Select every line holding the word "månaderna" and copy it.

○ ○ ○

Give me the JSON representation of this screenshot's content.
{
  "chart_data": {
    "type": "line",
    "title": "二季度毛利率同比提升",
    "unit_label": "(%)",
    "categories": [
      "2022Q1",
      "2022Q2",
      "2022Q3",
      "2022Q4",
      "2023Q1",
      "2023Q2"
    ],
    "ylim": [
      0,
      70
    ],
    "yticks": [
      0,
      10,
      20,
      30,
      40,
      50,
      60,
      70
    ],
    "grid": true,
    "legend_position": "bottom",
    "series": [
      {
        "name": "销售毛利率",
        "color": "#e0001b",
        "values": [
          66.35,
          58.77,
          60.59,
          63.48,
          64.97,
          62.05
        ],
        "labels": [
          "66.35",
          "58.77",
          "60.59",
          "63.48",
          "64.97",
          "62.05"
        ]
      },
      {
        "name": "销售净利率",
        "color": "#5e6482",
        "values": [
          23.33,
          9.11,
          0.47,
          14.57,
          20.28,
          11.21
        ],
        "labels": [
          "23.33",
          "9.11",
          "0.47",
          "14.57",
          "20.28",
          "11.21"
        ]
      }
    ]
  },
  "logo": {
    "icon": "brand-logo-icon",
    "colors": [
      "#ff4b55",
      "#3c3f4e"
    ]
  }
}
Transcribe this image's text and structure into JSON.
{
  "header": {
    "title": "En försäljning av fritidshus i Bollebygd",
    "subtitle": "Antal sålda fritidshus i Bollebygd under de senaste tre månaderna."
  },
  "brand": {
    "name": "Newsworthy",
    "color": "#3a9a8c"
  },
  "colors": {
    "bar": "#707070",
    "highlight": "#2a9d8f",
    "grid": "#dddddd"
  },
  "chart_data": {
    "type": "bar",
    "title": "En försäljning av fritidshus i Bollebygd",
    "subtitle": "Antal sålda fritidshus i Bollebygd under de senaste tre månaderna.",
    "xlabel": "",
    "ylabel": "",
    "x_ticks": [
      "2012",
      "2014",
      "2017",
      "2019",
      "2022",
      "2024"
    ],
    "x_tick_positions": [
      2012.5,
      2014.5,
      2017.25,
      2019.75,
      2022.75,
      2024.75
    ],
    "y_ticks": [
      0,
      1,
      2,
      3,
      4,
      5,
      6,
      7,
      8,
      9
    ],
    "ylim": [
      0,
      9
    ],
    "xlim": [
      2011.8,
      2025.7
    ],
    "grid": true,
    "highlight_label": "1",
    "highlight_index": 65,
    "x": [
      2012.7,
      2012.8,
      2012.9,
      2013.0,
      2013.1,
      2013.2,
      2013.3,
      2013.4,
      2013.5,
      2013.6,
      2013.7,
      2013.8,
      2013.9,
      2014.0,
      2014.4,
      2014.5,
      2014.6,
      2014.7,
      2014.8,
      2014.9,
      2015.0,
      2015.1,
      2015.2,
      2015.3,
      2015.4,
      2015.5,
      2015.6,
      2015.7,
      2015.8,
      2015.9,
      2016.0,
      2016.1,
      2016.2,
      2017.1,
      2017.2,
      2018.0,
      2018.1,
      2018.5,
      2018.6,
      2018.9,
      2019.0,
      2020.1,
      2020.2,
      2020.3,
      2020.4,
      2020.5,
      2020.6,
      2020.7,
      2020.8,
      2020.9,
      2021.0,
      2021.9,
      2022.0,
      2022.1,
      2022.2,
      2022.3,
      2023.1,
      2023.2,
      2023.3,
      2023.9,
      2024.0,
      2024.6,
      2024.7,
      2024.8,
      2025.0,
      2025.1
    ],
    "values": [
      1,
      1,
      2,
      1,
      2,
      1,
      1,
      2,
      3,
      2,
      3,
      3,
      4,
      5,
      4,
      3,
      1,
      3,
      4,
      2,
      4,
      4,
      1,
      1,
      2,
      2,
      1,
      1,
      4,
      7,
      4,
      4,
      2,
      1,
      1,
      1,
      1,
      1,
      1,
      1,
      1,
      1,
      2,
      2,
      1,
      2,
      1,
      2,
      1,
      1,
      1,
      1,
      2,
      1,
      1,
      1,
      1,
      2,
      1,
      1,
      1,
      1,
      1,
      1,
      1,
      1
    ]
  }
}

○ ○ ○

- [EXERCISE RESULT]:
    "subtitle": "Antal sålda fritidshus i Bollebygd under de senaste tre månaderna."
    "subtitle": "Antal sålda fritidshus i Bollebygd under de senaste tre månaderna.",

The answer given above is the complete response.